**EXERCISE PROMPT**: Pull every line that holds the word "сумма" from the entries.

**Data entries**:
┌────────
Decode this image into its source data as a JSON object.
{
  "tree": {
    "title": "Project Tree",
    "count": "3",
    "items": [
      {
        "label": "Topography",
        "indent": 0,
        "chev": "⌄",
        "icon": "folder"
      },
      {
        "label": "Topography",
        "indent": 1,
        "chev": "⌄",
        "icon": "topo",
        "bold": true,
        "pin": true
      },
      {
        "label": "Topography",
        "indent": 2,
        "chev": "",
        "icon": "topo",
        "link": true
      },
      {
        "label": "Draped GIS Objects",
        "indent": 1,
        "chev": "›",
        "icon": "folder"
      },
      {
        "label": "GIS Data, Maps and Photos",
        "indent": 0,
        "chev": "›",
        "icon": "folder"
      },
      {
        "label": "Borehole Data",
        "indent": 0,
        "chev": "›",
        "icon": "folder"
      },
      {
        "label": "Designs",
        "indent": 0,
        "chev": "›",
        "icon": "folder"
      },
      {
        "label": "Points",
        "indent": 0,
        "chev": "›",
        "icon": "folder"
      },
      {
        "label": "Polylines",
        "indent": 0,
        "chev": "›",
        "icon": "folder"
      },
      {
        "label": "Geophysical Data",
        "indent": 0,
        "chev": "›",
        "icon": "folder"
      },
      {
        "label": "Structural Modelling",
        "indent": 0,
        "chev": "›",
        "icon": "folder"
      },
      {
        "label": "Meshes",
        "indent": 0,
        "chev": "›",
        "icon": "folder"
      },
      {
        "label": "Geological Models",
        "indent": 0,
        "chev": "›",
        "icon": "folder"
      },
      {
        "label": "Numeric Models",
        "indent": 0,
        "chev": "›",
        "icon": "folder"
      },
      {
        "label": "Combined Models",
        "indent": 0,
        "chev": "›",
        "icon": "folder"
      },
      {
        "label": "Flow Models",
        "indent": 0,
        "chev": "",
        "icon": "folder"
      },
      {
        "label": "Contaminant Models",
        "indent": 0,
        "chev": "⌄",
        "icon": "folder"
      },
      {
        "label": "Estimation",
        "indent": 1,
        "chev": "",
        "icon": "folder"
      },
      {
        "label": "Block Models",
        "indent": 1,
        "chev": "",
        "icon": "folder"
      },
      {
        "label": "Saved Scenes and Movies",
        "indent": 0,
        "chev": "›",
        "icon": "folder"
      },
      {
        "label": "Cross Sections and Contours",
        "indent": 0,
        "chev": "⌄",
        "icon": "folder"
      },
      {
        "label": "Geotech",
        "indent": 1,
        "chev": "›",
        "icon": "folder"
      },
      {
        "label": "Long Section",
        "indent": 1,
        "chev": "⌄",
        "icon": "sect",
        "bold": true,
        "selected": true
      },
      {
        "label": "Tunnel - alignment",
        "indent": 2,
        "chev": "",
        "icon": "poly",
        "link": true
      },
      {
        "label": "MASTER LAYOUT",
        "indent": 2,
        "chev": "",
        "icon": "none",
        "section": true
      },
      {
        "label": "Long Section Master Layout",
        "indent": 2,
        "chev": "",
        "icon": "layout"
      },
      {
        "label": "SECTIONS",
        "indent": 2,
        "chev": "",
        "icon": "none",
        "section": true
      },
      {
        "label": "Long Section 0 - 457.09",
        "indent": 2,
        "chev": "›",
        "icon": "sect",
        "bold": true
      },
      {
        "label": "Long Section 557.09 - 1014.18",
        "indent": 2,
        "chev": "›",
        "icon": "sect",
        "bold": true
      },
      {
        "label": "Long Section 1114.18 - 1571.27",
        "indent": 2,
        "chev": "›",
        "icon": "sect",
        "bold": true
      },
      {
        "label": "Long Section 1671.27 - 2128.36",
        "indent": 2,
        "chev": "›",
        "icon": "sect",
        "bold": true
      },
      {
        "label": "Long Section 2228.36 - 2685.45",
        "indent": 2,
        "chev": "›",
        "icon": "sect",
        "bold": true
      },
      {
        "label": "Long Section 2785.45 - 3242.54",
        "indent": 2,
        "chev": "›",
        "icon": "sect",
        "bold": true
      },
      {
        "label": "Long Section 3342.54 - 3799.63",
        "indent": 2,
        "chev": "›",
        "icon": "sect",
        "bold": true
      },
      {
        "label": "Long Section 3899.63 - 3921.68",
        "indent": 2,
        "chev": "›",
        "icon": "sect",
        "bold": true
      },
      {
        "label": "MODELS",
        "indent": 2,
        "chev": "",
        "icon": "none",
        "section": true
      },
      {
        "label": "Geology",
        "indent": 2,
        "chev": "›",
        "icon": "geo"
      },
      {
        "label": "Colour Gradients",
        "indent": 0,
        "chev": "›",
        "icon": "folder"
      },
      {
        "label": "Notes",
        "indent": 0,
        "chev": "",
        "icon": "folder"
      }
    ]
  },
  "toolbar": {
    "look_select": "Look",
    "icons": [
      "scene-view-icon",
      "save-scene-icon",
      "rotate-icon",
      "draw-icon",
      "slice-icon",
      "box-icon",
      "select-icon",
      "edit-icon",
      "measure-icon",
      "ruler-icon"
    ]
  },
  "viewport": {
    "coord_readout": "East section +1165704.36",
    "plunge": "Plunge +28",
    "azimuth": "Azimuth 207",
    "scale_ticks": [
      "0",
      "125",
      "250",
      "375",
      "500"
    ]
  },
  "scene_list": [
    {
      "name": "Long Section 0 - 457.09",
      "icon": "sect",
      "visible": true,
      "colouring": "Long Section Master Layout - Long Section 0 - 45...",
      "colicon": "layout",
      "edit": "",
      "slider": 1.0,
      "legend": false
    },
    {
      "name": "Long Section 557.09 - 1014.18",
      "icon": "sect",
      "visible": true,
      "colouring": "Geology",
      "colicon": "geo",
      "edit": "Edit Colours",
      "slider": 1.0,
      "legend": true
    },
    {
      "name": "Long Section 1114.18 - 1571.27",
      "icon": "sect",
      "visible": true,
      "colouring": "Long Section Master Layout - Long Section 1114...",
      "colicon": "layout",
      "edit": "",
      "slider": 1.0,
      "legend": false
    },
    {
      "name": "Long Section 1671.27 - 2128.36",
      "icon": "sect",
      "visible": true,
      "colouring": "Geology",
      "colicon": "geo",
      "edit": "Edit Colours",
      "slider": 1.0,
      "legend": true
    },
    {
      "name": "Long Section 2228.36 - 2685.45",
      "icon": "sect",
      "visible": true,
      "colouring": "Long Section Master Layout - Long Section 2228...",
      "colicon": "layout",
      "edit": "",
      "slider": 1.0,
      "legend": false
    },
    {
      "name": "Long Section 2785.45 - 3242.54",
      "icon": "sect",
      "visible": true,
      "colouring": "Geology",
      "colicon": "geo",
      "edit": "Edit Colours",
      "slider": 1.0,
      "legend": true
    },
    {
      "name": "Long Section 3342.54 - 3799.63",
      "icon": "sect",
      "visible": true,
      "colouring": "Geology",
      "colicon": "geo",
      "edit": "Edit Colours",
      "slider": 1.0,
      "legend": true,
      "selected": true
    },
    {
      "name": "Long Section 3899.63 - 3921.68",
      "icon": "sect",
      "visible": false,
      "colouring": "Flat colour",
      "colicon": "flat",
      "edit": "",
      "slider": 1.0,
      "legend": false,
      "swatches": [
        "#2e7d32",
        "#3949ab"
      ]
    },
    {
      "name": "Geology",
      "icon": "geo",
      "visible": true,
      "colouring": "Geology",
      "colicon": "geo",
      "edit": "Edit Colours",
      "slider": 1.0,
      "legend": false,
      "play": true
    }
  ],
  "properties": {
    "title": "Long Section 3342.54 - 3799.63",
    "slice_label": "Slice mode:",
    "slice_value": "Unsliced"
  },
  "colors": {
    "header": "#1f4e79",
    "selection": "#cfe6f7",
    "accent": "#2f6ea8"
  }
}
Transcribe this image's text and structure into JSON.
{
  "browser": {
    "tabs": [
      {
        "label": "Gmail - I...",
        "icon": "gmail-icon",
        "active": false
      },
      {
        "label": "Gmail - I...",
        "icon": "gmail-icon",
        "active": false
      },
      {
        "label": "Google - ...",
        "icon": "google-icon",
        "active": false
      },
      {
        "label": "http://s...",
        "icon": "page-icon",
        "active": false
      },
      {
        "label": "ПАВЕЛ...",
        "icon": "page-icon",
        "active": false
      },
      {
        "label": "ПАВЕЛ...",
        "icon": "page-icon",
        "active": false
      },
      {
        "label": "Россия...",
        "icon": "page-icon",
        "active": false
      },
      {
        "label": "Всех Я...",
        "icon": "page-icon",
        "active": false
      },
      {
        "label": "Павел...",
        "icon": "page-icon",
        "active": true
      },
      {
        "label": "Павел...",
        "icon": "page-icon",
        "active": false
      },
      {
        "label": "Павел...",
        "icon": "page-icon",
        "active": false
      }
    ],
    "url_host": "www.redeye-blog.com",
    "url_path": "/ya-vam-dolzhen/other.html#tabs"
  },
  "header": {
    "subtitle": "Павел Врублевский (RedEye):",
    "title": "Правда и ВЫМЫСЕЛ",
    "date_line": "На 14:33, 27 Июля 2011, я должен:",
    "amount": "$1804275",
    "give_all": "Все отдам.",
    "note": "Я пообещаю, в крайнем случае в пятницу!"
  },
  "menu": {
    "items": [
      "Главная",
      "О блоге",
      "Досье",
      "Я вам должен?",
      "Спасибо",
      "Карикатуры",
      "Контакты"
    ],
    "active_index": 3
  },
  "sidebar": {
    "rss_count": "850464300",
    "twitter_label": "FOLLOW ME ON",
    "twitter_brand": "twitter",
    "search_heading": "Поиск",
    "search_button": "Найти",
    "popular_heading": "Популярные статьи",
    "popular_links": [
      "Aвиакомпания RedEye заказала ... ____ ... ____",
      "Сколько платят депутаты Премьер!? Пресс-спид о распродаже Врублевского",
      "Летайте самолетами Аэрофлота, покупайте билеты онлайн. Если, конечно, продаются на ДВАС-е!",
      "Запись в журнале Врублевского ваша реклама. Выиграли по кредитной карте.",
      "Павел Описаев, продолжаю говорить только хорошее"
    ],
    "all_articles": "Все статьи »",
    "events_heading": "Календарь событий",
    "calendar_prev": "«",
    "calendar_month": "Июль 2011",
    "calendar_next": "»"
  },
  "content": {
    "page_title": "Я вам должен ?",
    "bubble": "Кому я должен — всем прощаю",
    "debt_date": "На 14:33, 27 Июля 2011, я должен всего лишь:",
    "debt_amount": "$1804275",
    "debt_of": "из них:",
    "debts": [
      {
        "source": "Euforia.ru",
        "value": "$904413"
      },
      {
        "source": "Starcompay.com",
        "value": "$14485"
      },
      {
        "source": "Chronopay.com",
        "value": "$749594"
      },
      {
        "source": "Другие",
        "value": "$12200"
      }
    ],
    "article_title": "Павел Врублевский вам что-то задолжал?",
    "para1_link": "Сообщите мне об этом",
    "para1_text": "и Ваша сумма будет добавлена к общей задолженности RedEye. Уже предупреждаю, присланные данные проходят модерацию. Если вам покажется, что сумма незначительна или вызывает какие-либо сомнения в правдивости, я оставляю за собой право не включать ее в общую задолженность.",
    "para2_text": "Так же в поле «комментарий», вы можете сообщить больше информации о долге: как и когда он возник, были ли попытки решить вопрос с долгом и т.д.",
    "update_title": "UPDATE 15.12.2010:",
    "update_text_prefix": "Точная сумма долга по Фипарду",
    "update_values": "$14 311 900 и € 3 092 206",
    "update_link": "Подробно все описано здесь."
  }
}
└────────
**ANSWER TO THE EXERCISE**:
    "para1_text": "и Ваша сумма будет добавлена к общей задолженности RedEye. Уже предупреждаю, присланные данные проходят модерацию. Если вам покажется, что сумма незначительна или вызывает какие-либо сомнения в правдивости, я оставляю за собой право не включать ее в общую задолженность.",
    "update_text_prefix": "Точная сумма долга по Фипарду",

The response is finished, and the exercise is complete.